**TASK DESCRIPTION**
Find the string "могут" and gather every line that holds it.
Begin ITEMS
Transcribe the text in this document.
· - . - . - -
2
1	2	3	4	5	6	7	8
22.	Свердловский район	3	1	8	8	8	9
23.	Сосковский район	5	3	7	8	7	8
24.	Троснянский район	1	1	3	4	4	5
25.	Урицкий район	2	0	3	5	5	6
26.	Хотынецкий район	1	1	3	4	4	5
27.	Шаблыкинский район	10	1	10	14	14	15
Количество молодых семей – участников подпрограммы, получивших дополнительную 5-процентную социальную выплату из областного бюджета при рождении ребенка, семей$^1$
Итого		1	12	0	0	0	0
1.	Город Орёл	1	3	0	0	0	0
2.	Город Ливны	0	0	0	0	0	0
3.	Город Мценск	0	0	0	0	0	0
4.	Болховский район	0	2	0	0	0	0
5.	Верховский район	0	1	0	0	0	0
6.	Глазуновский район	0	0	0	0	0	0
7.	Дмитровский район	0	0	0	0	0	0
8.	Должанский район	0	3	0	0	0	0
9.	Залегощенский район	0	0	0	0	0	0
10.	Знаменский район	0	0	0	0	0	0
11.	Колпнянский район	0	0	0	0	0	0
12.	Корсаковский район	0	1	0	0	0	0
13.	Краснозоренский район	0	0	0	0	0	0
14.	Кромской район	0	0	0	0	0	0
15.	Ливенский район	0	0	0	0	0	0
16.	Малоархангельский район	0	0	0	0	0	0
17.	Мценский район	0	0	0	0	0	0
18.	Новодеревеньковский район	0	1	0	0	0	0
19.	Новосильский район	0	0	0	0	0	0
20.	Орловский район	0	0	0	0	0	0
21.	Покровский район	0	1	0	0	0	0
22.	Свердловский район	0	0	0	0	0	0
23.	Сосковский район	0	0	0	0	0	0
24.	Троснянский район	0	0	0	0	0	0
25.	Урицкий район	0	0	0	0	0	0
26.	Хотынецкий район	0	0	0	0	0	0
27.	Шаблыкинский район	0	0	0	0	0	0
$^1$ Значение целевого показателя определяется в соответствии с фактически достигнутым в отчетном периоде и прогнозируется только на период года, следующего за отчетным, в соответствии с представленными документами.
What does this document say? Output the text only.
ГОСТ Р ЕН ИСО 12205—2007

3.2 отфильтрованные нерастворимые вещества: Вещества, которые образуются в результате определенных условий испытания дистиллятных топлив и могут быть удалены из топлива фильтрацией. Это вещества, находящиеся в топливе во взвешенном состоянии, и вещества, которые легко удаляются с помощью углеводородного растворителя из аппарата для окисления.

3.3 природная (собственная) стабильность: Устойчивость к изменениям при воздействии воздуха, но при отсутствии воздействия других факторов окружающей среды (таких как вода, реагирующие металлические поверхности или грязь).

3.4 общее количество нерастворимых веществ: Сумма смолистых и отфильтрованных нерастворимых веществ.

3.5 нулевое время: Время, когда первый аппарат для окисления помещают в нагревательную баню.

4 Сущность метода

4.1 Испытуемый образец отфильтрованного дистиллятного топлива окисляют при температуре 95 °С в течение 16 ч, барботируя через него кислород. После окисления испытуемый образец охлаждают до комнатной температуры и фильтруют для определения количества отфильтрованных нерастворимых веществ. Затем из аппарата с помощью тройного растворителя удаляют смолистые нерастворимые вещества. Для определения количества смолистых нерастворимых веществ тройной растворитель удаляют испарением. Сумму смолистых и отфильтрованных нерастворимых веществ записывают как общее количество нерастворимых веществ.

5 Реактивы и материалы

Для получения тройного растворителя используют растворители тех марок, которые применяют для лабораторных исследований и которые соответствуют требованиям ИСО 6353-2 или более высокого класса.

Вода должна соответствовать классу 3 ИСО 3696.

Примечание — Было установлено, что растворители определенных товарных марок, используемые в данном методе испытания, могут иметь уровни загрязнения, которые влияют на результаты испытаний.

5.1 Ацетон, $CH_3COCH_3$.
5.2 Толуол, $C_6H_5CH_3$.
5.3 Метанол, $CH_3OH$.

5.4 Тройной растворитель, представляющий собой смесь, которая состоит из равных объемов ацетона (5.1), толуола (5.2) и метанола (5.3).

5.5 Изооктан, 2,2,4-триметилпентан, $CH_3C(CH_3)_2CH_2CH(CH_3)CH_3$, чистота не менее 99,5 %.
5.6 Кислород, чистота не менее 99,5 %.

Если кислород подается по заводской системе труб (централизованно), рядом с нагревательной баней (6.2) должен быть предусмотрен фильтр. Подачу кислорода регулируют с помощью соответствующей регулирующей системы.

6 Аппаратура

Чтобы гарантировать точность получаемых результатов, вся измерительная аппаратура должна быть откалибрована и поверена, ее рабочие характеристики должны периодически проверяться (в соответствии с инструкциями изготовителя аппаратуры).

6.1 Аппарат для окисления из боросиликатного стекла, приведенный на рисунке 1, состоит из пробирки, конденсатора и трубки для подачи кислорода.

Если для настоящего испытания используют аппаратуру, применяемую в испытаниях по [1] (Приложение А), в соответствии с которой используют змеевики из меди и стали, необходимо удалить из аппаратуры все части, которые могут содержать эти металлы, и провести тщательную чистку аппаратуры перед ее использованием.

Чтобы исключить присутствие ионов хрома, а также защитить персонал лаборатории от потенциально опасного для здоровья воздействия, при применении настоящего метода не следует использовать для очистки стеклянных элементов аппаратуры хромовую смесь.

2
End ITEMS
**SOLUTION**
3.2 отфильтрованные нерастворимые вещества: Вещества, которые образуются в результате определенных условий испытания дистиллятных топлив и могут быть удалены из топлива фильтрацией. Это вещества, находящиеся в топливе во взвешенном состоянии, и вещества, которые легко удаляются с помощью углеводородного растворителя из аппарата для окисления.
Примечание — Было установлено, что растворители определенных товарных марок, используемые в данном методе испытания, могут иметь уровни загрязнения, которые влияют на результаты испытаний.
Если для настоящего испытания используют аппаратуру, применяемую в испытаниях по [1] (Приложение А), в соответствии с которой используют змеевики из меди и стали, необходимо удалить из аппаратуры все части, которые могут содержать эти металлы, и провести тщательную чистку аппаратуры перед ее использованием.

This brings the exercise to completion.